— START Extracted material —
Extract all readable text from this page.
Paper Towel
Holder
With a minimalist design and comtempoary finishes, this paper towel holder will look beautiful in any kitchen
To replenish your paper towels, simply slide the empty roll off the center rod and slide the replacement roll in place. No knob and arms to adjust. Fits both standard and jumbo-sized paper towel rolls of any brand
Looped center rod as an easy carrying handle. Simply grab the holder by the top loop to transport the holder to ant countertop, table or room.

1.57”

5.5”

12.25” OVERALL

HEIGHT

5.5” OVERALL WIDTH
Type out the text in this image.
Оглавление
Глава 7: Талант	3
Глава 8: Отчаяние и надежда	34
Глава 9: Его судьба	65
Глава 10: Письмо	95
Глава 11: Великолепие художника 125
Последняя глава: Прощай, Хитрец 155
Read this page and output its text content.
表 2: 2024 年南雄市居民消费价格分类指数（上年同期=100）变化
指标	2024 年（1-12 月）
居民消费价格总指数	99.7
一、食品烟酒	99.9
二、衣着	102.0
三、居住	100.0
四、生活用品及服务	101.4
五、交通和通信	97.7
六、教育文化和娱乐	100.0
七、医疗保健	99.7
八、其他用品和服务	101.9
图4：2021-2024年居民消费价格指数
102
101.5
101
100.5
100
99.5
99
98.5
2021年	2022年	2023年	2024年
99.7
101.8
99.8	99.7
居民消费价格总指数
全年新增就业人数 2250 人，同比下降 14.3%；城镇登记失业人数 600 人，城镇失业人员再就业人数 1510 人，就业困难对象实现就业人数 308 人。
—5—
— END Extracted material —
> _Your instructions_
For this exercise, please retype exactly the lines in the listing from the line with "Read this page and output its text content." through its last line, both ends included.

> _Solved problem_
Read this page and output its text content.
表 2: 2024 年南雄市居民消费价格分类指数（上年同期=100）变化
指标	2024 年（1-12 月）
居民消费价格总指数	99.7
一、食品烟酒	99.9
二、衣着	102.0
三、居住	100.0
四、生活用品及服务	101.4
五、交通和通信	97.7
六、教育文化和娱乐	100.0
七、医疗保健	99.7
八、其他用品和服务	101.9
图4：2021-2024年居民消费价格指数
102
101.5
101
100.5
100
99.5
99
98.5
2021年	2022年	2023年	2024年
99.7
101.8
99.8	99.7
居民消费价格总指数
全年新增就业人数 2250 人，同比下降 14.3%；城镇登记失业人数 600 人，城镇失业人员再就业人数 1510 人，就业困难对象实现就业人数 308 人。
—5—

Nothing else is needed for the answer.